* Start Supplied records *

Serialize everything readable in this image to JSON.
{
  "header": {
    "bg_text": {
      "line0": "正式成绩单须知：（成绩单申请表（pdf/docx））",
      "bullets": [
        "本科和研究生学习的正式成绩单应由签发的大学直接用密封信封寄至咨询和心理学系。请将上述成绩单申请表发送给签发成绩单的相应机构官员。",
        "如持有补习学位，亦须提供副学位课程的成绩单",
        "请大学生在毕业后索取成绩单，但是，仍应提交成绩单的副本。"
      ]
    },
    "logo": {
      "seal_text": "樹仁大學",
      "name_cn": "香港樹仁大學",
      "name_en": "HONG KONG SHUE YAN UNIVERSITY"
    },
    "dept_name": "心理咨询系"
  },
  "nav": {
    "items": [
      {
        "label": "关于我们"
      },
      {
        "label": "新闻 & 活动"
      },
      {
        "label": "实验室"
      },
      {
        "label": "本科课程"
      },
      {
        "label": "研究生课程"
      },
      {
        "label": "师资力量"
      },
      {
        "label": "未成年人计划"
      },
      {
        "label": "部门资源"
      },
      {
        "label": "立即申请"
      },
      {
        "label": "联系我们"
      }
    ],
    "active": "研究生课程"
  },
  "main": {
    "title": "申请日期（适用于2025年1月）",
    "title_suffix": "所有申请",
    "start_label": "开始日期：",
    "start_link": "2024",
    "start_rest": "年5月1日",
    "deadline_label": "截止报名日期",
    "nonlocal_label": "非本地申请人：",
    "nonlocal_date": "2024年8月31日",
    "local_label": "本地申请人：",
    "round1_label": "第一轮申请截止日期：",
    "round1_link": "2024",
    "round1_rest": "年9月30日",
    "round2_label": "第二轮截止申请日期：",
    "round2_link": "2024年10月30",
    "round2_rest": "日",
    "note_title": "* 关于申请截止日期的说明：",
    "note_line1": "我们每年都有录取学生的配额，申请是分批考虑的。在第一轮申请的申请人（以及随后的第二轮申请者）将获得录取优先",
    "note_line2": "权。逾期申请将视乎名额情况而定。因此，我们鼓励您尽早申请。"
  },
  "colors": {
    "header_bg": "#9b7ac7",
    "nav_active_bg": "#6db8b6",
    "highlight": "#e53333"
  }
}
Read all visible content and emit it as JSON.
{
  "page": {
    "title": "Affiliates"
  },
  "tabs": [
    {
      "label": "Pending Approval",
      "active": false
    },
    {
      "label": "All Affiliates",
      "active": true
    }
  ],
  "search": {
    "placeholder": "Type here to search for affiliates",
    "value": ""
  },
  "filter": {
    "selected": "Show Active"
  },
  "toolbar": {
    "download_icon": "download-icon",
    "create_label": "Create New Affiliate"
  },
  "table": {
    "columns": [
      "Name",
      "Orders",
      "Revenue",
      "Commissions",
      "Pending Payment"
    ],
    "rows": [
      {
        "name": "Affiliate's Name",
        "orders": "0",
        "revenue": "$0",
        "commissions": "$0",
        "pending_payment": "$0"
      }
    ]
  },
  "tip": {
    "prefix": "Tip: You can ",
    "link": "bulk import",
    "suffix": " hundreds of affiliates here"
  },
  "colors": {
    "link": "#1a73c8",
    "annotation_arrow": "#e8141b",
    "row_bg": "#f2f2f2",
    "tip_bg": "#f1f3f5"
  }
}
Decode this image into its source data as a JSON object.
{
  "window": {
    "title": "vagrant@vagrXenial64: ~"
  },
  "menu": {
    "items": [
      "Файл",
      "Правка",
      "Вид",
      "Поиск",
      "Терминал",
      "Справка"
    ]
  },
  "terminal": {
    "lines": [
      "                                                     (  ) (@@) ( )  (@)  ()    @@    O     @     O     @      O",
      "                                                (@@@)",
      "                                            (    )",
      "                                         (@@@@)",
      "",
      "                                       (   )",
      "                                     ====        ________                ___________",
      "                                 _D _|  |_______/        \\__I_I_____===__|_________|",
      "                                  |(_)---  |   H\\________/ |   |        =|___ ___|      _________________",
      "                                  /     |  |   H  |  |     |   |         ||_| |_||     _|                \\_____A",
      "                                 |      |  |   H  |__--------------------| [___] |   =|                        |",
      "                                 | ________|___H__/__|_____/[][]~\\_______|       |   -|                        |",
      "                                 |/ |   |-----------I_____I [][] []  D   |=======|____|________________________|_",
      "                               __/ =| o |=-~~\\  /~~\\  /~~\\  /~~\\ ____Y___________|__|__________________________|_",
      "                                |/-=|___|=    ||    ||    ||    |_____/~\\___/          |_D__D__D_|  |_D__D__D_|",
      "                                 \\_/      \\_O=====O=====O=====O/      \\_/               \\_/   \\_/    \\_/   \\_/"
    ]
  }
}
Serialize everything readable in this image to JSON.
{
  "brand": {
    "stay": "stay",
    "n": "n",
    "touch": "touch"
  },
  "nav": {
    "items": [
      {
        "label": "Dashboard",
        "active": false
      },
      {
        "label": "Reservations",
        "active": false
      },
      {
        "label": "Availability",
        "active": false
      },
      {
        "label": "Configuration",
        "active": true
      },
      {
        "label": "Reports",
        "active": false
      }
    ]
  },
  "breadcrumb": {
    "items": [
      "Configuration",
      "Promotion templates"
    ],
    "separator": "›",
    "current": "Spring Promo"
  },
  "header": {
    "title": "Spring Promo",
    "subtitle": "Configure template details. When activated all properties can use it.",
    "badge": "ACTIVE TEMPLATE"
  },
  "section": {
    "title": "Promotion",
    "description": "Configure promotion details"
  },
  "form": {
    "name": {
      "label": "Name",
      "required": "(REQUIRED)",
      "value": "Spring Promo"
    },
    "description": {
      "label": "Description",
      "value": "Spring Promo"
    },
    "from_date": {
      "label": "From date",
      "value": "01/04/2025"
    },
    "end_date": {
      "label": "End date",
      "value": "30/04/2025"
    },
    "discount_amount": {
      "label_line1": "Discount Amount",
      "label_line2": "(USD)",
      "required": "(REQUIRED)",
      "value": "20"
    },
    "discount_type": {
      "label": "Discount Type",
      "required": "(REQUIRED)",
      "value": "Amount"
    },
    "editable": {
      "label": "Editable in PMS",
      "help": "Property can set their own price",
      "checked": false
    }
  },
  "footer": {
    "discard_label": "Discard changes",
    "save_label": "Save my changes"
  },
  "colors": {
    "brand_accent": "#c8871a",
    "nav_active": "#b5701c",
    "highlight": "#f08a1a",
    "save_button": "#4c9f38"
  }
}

* End Supplied records *

Task goal: Extract the full set of entries word for word.

Exercise answer:
Serialize everything readable in this image to JSON.
{
  "header": {
    "bg_text": {
      "line0": "正式成绩单须知：（成绩单申请表（pdf/docx））",
      "bullets": [
        "本科和研究生学习的正式成绩单应由签发的大学直接用密封信封寄至咨询和心理学系。请将上述成绩单申请表发送给签发成绩单的相应机构官员。",
        "如持有补习学位，亦须提供副学位课程的成绩单",
        "请大学生在毕业后索取成绩单，但是，仍应提交成绩单的副本。"
      ]
    },
    "logo": {
      "seal_text": "樹仁大學",
      "name_cn": "香港樹仁大學",
      "name_en": "HONG KONG SHUE YAN UNIVERSITY"
    },
    "dept_name": "心理咨询系"
  },
  "nav": {
    "items": [
      {
        "label": "关于我们"
      },
      {
        "label": "新闻 & 活动"
      },
      {
        "label": "实验室"
      },
      {
        "label": "本科课程"
      },
      {
        "label": "研究生课程"
      },
      {
        "label": "师资力量"
      },
      {
        "label": "未成年人计划"
      },
      {
        "label": "部门资源"
      },
      {
        "label": "立即申请"
      },
      {
        "label": "联系我们"
      }
    ],
    "active": "研究生课程"
  },
  "main": {
    "title": "申请日期（适用于2025年1月）",
    "title_suffix": "所有申请",
    "start_label": "开始日期：",
    "start_link": "2024",
    "start_rest": "年5月1日",
    "deadline_label": "截止报名日期",
    "nonlocal_label": "非本地申请人：",
    "nonlocal_date": "2024年8月31日",
    "local_label": "本地申请人：",
    "round1_label": "第一轮申请截止日期：",
    "round1_link": "2024",
    "round1_rest": "年9月30日",
    "round2_label": "第二轮截止申请日期：",
    "round2_link": "2024年10月30",
    "round2_rest": "日",
    "note_title": "* 关于申请截止日期的说明：",
    "note_line1": "我们每年都有录取学生的配额，申请是分批考虑的。在第一轮申请的申请人（以及随后的第二轮申请者）将获得录取优先",
    "note_line2": "权。逾期申请将视乎名额情况而定。因此，我们鼓励您尽早申请。"
  },
  "colors": {
    "header_bg": "#9b7ac7",
    "nav_active_bg": "#6db8b6",
    "highlight": "#e53333"
  }
}
Read all visible content and emit it as JSON.
{
  "page": {
    "title": "Affiliates"
  },
  "tabs": [
    {
      "label": "Pending Approval",
      "active": false
    },
    {
      "label": "All Affiliates",
      "active": true
    }
  ],
  "search": {
    "placeholder": "Type here to search for affiliates",
    "value": ""
  },
  "filter": {
    "selected": "Show Active"
  },
  "toolbar": {
    "download_icon": "download-icon",
    "create_label": "Create New Affiliate"
  },
  "table": {
    "columns": [
      "Name",
      "Orders",
      "Revenue",
      "Commissions",
      "Pending Payment"
    ],
    "rows": [
      {
        "name": "Affiliate's Name",
        "orders": "0",
        "revenue": "$0",
        "commissions": "$0",
        "pending_payment": "$0"
      }
    ]
  },
  "tip": {
    "prefix": "Tip: You can ",
    "link": "bulk import",
    "suffix": " hundreds of affiliates here"
  },
  "colors": {
    "link": "#1a73c8",
    "annotation_arrow": "#e8141b",
    "row_bg": "#f2f2f2",
    "tip_bg": "#f1f3f5"
  }
}
Decode this image into its source data as a JSON object.
{
  "window": {
    "title": "vagrant@vagrXenial64: ~"
  },
  "menu": {
    "items": [
      "Файл",
      "Правка",
      "Вид",
      "Поиск",
      "Терминал",
      "Справка"
    ]
  },
  "terminal": {
    "lines": [
      "                                                     (  ) (@@) ( )  (@)  ()    @@    O     @     O     @      O",
      "                                                (@@@)",
      "                                            (    )",
      "                                         (@@@@)",
      "",
      "                                       (   )",
      "                                     ====        ________                ___________",
      "                                 _D _|  |_______/        \\__I_I_____===__|_________|",
      "                                  |(_)---  |   H\\________/ |   |        =|___ ___|      _________________",
      "                                  /     |  |   H  |  |     |   |         ||_| |_||     _|                \\_____A",
      "                                 |      |  |   H  |__--------------------| [___] |   =|                        |",
      "                                 | ________|___H__/__|_____/[][]~\\_______|       |   -|                        |",
      "                                 |/ |   |-----------I_____I [][] []  D   |=======|____|________________________|_",
      "                               __/ =| o |=-~~\\  /~~\\  /~~\\  /~~\\ ____Y___________|__|__________________________|_",
      "                                |/-=|___|=    ||    ||    ||    |_____/~\\___/          |_D__D__D_|  |_D__D__D_|",
      "                                 \\_/      \\_O=====O=====O=====O/      \\_/               \\_/   \\_/    \\_/   \\_/"
    ]
  }
}
Serialize everything readable in this image to JSON.
{
  "brand": {
    "stay": "stay",
    "n": "n",
    "touch": "touch"
  },
  "nav": {
    "items": [
      {
        "label": "Dashboard",
        "active": false
      },
      {
        "label": "Reservations",
        "active": false
      },
      {
        "label": "Availability",
        "active": false
      },
      {
        "label": "Configuration",
        "active": true
      },
      {
        "label": "Reports",
        "active": false
      }
    ]
  },
  "breadcrumb": {
    "items": [
      "Configuration",
      "Promotion templates"
    ],
    "separator": "›",
    "current": "Spring Promo"
  },
  "header": {
    "title": "Spring Promo",
    "subtitle": "Configure template details. When activated all properties can use it.",
    "badge": "ACTIVE TEMPLATE"
  },
  "section": {
    "title": "Promotion",
    "description": "Configure promotion details"
  },
  "form": {
    "name": {
      "label": "Name",
      "required": "(REQUIRED)",
      "value": "Spring Promo"
    },
    "description": {
      "label": "Description",
      "value": "Spring Promo"
    },
    "from_date": {
      "label": "From date",
      "value": "01/04/2025"
    },
    "end_date": {
      "label": "End date",
      "value": "30/04/2025"
    },
    "discount_amount": {
      "label_line1": "Discount Amount",
      "label_line2": "(USD)",
      "required": "(REQUIRED)",
      "value": "20"
    },
    "discount_type": {
      "label": "Discount Type",
      "required": "(REQUIRED)",
      "value": "Amount"
    },
    "editable": {
      "label": "Editable in PMS",
      "help": "Property can set their own price",
      "checked": false
    }
  },
  "footer": {
    "discard_label": "Discard changes",
    "save_label": "Save my changes"
  },
  "colors": {
    "brand_accent": "#c8871a",
    "nav_active": "#b5701c",
    "highlight": "#f08a1a",
    "save_button": "#4c9f38"
  }
}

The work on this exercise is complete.